▸ **What you are asked to do**:
Please rewrite the rows between the lines holding "List UI elements" and "intro-text: Set your", inclusive, changing "battery" to "power" and leaving everything else unchanged. Omit the picture line.

▸ **Provided entries**:

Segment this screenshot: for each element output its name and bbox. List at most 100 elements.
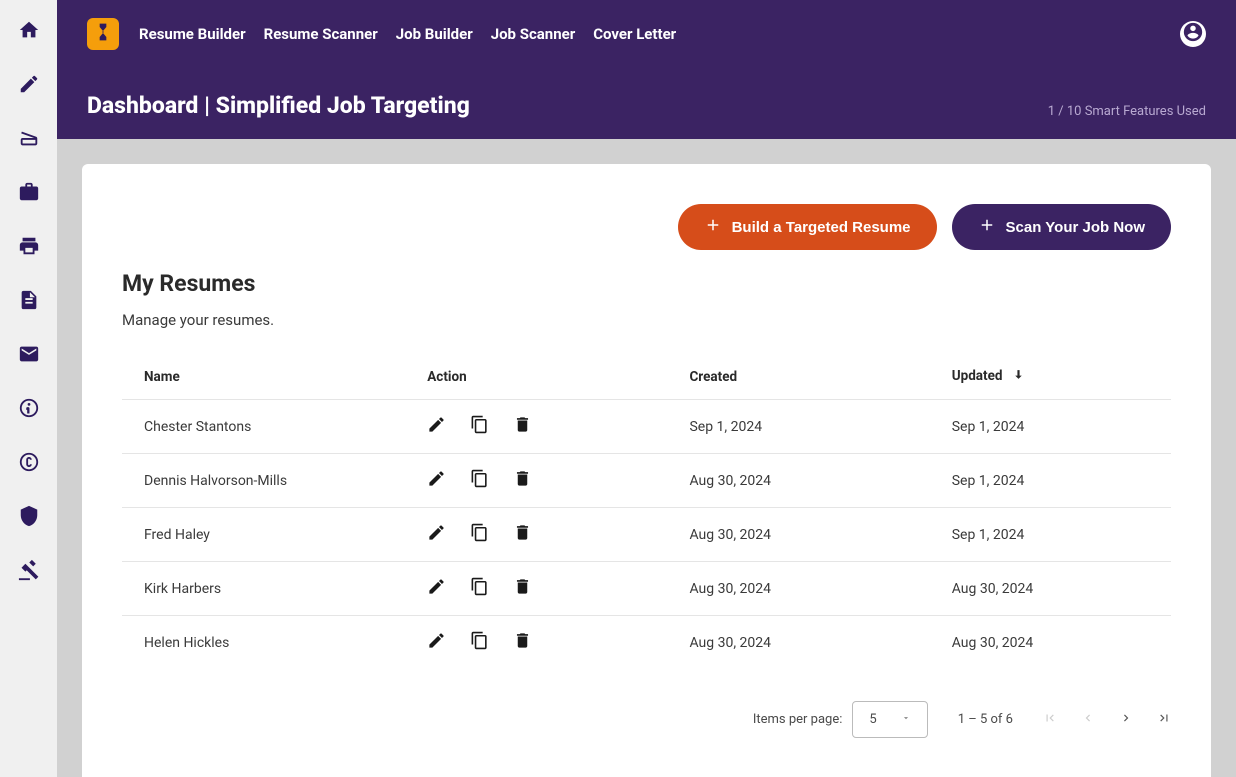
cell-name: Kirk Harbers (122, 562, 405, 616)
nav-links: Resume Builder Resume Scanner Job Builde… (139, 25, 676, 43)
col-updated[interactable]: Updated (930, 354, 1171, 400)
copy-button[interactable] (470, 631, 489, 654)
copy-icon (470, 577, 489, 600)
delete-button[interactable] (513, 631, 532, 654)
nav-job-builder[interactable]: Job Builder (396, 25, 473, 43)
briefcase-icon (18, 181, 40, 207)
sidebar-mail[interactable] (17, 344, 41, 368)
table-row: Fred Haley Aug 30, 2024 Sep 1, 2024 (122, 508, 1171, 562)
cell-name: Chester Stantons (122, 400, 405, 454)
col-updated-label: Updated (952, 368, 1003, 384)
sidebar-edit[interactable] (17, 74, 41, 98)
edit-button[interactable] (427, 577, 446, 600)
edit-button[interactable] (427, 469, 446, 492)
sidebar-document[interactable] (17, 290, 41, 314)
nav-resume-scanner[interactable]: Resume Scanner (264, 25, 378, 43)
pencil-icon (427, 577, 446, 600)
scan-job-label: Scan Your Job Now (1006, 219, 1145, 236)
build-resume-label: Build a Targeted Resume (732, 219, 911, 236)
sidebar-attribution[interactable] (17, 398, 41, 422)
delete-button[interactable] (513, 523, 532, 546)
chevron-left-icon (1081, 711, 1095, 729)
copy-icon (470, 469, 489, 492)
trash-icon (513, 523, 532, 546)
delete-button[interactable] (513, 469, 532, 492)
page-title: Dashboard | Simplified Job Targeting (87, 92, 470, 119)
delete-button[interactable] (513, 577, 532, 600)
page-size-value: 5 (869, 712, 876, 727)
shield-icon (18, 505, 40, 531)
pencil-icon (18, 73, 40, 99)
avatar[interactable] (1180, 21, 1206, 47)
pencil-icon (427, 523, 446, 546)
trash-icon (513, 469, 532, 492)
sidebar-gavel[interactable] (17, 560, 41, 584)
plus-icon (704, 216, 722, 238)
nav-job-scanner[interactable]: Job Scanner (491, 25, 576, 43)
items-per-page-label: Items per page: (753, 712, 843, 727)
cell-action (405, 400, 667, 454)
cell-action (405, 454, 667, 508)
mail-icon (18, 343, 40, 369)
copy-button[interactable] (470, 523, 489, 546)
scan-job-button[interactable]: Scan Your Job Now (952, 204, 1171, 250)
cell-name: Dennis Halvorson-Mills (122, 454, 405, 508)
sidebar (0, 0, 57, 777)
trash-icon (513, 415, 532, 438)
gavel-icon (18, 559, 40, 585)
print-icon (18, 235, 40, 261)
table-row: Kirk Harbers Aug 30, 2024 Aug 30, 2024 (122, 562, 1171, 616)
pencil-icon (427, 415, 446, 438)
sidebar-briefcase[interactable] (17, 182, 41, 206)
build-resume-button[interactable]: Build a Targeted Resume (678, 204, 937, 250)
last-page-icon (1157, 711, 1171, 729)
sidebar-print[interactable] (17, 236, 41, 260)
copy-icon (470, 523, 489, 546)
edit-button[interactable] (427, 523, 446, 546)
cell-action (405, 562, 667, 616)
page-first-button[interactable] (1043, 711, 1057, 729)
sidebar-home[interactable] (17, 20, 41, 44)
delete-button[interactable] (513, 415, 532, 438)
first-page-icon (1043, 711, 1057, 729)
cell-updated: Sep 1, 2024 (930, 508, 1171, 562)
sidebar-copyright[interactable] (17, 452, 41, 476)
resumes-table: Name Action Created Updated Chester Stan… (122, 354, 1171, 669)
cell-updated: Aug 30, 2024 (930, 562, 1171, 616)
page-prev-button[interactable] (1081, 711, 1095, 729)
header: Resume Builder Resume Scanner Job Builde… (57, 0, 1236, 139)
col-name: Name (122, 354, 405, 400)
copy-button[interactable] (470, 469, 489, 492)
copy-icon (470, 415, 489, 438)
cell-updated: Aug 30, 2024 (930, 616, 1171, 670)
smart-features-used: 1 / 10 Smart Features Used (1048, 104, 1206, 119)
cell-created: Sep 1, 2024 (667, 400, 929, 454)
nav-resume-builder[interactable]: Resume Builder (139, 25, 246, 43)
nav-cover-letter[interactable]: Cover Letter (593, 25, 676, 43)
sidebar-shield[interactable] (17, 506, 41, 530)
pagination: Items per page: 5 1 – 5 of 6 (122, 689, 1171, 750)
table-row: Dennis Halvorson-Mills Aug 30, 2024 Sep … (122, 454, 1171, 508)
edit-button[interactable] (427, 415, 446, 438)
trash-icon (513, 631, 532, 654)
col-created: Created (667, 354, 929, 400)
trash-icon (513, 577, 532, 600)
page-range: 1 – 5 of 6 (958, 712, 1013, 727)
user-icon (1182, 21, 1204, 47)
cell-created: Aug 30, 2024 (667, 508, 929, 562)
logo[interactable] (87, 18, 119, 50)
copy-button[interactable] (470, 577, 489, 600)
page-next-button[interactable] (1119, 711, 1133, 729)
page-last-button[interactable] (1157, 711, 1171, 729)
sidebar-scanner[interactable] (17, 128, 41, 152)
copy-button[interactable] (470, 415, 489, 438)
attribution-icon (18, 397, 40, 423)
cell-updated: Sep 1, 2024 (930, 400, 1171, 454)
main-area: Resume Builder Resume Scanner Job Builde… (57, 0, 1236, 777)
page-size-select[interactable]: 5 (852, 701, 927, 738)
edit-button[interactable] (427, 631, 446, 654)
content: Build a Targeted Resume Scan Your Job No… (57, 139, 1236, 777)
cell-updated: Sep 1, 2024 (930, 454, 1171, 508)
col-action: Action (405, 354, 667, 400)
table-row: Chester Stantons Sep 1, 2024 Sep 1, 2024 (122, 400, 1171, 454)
==
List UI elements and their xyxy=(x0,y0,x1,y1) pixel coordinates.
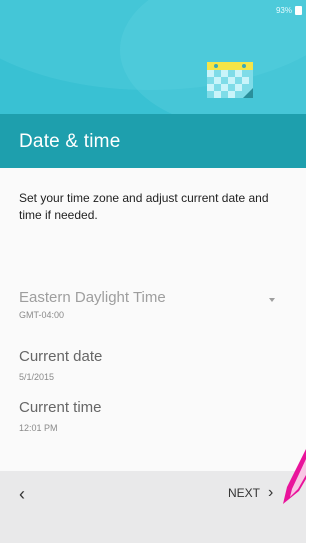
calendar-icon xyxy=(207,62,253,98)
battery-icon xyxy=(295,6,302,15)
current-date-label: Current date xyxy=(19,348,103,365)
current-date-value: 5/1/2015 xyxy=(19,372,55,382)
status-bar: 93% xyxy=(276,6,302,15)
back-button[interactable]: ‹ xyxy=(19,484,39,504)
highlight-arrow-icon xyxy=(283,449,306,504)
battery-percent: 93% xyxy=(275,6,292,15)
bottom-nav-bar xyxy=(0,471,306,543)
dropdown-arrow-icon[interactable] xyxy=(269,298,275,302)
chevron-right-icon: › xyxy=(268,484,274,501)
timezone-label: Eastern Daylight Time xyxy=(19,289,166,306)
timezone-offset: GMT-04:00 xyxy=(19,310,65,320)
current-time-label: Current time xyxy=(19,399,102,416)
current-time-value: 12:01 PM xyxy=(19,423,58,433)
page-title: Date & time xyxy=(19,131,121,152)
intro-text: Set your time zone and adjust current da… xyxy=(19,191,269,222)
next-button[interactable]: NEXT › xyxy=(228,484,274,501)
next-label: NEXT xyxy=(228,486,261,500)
==
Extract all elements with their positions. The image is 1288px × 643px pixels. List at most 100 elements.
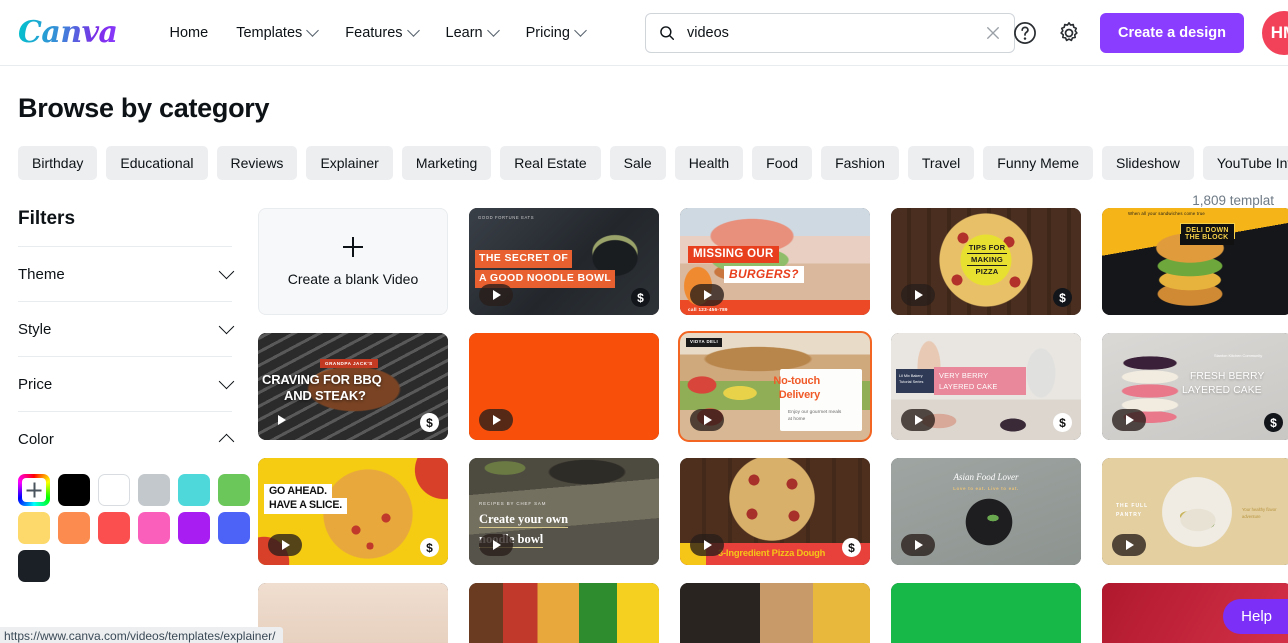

▸ **Answer to this task**:
List UI elements and their xyxy=(x0,y0,x1,y1) pixel coordinates.
calendar-icon xyxy=(207,62,253,98)
power-icon xyxy=(295,6,302,15)
current-date-label: Current date xyxy=(19,348,103,365)
current-date-value: 5/1/2015 xyxy=(19,372,55,382)
status-bar: 93% xyxy=(276,6,302,15)
back-button[interactable]: ‹ xyxy=(19,484,39,504)
highlight-arrow-icon xyxy=(283,449,306,504)
power-percent: 93% xyxy=(275,6,292,15)
bottom-nav-bar xyxy=(0,471,306,543)
dropdown-arrow-icon[interactable] xyxy=(269,298,275,302)
chevron-right-icon: › xyxy=(268,484,274,501)
timezone-label: Eastern Daylight Time xyxy=(19,289,166,306)
timezone-offset: GMT-04:00 xyxy=(19,310,65,320)
current-time-label: Current time xyxy=(19,399,102,416)
current-time-value: 12:01 PM xyxy=(19,423,58,433)
page-title: Date & time xyxy=(19,131,121,152)
intro-text: Set your time zone and adjust current da… xyxy=(19,191,269,222)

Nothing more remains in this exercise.